--- start Record extracts ---
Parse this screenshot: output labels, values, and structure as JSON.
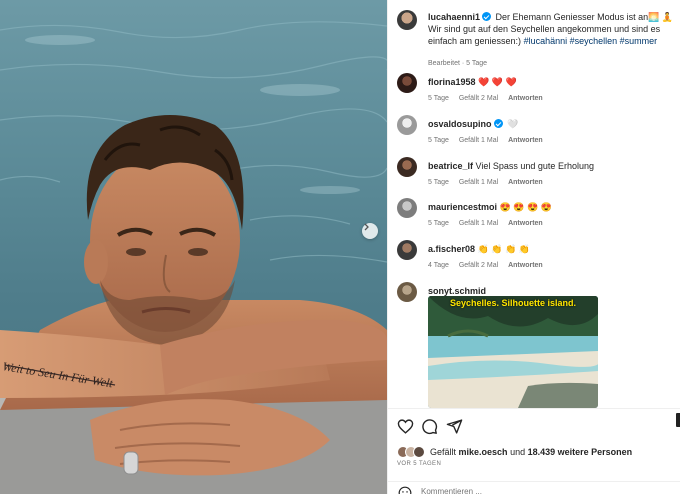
{
  "post": {
    "author": "lucahaenni1",
    "caption_text": "Der Ehemann Geniesser Modus ist an🌅 🧘 Wir sind gut auf den Seychellen angekommen und sind es einfach am geniessen:) ",
    "hashtags": "#lucahänni #seychellen #summer",
    "meta": "Bearbeitet · 5 Tage"
  },
  "comments": [
    {
      "user": "florina1958",
      "text": "❤️ ❤️ ❤️",
      "age": "5 Tage",
      "likes": "Gefällt 2 Mal",
      "reply": "Antworten",
      "verified": false
    },
    {
      "user": "osvaldosupino",
      "text": "🤍",
      "age": "5 Tage",
      "likes": "Gefällt 1 Mal",
      "reply": "Antworten",
      "verified": true
    },
    {
      "user": "beatrice_lf",
      "text": "Viel Spass und gute Erholung",
      "age": "5 Tage",
      "likes": "Gefällt 1 Mal",
      "reply": "Antworten",
      "verified": false
    },
    {
      "user": "mauriencestmoi",
      "text": "😍 😍 😍 😍",
      "age": "5 Tage",
      "likes": "Gefällt 1 Mal",
      "reply": "Antworten",
      "verified": false
    },
    {
      "user": "a.fischer08",
      "text": "👏 👏 👏 👏",
      "age": "4 Tage",
      "likes": "Gefällt 2 Mal",
      "reply": "Antworten",
      "verified": false
    },
    {
      "user": "sonyt.schmid",
      "text": "",
      "age": "",
      "likes": "",
      "reply": "",
      "verified": false
    }
  ],
  "embed": {
    "title": "Seychelles. Silhouette island."
  },
  "likes": {
    "prefix": "Gefällt",
    "user": "mike.oesch",
    "middle": "und",
    "count": "18.439 weitere Personen"
  },
  "age_label": "VOR 5 TAGEN",
  "comment_input": {
    "placeholder": "Kommentieren ..."
  },
  "icons": [
    "heart-icon",
    "comment-icon",
    "share-icon",
    "chevron-right-icon",
    "emoji-icon"
  ],
  "colors": {
    "accent": "#0095f6",
    "heart_red": "#ed4956",
    "link": "#00376b",
    "meta_gray": "#737373"
  }
}
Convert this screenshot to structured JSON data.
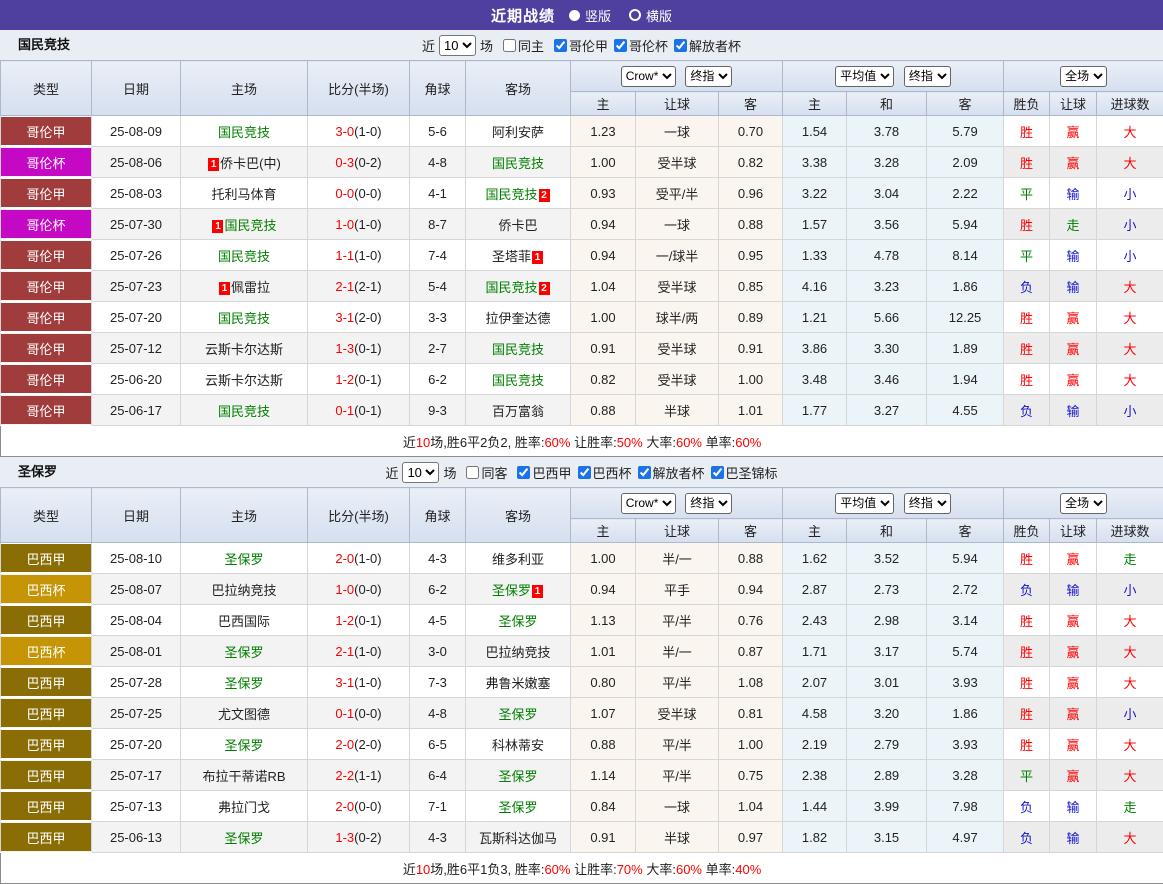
--- end Record extracts ---
### What to do:
How many lines in the listing contain "user"? Answer with the number alone.

### The output:
7